— Start RECORD LIST —
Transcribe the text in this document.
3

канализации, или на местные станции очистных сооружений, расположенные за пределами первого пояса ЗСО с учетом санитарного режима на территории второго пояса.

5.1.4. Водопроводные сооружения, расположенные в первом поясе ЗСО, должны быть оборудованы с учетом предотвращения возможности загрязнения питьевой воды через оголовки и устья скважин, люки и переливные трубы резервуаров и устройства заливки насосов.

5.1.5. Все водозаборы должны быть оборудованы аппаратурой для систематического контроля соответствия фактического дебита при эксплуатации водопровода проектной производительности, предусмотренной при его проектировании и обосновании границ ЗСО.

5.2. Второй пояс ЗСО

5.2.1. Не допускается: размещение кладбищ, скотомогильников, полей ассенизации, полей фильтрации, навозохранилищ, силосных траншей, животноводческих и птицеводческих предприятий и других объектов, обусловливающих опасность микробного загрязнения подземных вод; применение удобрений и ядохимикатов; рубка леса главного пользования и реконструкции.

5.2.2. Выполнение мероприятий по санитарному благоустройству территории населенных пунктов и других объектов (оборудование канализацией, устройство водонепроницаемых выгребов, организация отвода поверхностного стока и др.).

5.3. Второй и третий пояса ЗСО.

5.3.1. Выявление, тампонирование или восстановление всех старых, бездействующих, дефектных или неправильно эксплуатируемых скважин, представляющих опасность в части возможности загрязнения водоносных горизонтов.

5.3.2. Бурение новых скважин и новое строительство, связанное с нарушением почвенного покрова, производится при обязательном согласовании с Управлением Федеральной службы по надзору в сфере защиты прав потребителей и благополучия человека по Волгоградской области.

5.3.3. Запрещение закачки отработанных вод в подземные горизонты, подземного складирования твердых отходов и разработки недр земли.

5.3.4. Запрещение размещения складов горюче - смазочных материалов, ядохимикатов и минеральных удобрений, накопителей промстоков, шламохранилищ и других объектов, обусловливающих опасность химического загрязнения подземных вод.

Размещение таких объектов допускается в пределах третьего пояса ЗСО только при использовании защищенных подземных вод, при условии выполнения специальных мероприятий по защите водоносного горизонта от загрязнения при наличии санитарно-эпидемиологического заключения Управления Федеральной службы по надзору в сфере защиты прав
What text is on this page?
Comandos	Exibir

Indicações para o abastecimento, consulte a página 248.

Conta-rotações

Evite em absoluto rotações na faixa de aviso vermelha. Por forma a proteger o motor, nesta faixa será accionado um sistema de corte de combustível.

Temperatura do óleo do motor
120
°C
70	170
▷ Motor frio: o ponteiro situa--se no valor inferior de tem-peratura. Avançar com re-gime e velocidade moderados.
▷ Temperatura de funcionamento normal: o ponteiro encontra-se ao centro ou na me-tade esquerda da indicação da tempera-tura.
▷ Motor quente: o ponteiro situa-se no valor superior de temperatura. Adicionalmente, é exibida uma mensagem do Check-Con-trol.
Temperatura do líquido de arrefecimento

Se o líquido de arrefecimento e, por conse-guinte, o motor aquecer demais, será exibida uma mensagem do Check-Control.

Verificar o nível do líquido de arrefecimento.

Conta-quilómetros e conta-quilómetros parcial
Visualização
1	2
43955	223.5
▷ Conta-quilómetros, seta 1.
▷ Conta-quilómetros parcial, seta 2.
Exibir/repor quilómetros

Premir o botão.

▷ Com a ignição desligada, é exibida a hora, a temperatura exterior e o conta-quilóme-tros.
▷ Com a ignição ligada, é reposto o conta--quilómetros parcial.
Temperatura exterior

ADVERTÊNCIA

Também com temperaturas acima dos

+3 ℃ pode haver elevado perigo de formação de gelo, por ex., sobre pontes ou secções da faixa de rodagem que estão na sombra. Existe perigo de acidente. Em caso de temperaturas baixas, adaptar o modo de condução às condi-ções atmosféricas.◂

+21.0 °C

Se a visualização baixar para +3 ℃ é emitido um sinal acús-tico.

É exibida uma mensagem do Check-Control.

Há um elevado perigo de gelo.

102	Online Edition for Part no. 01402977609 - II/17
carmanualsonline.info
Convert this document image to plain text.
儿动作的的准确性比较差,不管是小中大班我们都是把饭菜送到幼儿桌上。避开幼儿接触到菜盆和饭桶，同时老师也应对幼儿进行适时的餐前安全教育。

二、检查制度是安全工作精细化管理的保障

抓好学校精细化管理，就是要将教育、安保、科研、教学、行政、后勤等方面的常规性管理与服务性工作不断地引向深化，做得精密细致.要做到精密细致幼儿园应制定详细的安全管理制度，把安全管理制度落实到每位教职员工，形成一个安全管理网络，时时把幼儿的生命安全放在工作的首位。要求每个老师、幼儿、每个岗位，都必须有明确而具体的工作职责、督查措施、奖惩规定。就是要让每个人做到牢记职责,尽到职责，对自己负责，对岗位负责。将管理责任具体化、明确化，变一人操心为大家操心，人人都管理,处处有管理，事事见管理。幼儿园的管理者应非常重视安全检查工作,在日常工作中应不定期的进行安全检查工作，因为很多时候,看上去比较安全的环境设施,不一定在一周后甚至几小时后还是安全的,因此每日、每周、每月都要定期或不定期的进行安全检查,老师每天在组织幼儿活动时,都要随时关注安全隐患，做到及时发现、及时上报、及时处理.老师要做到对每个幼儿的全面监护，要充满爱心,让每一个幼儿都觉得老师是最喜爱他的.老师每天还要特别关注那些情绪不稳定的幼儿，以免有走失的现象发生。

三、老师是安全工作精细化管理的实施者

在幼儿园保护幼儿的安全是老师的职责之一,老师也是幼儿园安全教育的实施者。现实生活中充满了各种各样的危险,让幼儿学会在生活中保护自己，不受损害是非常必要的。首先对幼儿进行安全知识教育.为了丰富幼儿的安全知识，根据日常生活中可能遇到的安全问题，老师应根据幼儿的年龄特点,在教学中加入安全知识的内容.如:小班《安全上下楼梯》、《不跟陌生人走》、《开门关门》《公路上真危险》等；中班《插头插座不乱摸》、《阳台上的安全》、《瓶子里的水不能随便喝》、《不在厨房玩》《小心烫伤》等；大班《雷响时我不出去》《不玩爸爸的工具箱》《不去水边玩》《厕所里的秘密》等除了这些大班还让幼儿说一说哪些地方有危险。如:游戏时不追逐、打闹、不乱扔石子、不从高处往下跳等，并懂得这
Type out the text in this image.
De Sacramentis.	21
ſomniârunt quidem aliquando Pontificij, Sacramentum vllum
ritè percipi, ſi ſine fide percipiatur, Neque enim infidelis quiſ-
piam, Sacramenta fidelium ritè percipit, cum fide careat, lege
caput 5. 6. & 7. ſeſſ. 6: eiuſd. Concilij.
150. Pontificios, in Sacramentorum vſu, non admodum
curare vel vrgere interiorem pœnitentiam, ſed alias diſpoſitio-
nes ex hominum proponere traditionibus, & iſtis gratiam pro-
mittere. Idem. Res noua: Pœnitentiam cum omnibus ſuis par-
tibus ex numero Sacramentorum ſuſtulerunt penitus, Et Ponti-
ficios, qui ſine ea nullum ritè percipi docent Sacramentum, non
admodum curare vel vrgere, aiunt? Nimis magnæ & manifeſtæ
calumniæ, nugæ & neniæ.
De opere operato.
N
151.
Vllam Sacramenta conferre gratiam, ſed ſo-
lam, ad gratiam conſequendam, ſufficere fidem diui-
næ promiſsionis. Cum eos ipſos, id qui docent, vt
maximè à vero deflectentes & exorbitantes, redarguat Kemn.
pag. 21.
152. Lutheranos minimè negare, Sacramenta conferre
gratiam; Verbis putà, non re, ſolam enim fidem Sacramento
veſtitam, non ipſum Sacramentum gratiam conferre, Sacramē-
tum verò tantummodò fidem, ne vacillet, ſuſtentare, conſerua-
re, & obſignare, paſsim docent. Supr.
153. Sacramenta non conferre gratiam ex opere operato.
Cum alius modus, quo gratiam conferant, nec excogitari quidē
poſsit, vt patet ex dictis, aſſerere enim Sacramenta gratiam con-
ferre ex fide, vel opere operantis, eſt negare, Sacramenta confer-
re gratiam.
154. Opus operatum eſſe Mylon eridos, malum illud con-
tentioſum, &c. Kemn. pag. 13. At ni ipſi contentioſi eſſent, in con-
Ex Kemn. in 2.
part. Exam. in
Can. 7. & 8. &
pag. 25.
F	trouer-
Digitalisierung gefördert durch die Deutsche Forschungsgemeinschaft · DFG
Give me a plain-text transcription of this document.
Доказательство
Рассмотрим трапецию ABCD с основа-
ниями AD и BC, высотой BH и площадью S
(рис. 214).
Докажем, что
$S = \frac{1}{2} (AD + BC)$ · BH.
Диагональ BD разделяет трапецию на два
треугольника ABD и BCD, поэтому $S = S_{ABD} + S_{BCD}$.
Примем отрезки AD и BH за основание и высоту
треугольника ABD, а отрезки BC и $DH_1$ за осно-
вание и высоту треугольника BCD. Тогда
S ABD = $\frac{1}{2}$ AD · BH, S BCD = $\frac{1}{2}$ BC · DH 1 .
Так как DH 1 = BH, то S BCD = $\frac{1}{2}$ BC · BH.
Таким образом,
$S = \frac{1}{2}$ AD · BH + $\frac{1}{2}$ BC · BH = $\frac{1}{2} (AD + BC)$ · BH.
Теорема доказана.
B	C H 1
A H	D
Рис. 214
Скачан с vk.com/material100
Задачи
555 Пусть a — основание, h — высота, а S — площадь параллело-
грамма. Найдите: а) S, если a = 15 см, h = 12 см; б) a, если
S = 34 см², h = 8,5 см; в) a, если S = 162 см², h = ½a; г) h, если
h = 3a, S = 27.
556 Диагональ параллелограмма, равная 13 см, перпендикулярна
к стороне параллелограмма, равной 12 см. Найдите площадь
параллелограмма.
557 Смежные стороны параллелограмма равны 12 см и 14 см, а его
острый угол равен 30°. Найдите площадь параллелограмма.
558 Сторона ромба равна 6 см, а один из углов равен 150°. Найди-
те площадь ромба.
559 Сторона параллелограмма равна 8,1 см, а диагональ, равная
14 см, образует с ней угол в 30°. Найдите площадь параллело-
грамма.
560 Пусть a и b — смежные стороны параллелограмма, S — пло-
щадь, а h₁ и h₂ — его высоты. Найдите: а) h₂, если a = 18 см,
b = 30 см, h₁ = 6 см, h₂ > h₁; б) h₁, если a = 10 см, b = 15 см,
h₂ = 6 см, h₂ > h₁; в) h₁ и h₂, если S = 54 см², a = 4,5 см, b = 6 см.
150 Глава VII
— End RECORD LIST —
| TASK TO CARRY OUT |
Return all lines containing the word "опасность".

| TASK RESULT |
5.2.1. Не допускается: размещение кладбищ, скотомогильников, полей ассенизации, полей фильтрации, навозохранилищ, силосных траншей, животноводческих и птицеводческих предприятий и других объектов, обусловливающих опасность микробного загрязнения подземных вод; применение удобрений и ядохимикатов; рубка леса главного пользования и реконструкции.
5.3.1. Выявление, тампонирование или восстановление всех старых, бездействующих, дефектных или неправильно эксплуатируемых скважин, представляющих опасность в части возможности загрязнения водоносных горизонтов.
5.3.4. Запрещение размещения складов горюче - смазочных материалов, ядохимикатов и минеральных удобрений, накопителей промстоков, шламохранилищ и других объектов, обусловливающих опасность химического загрязнения подземных вод.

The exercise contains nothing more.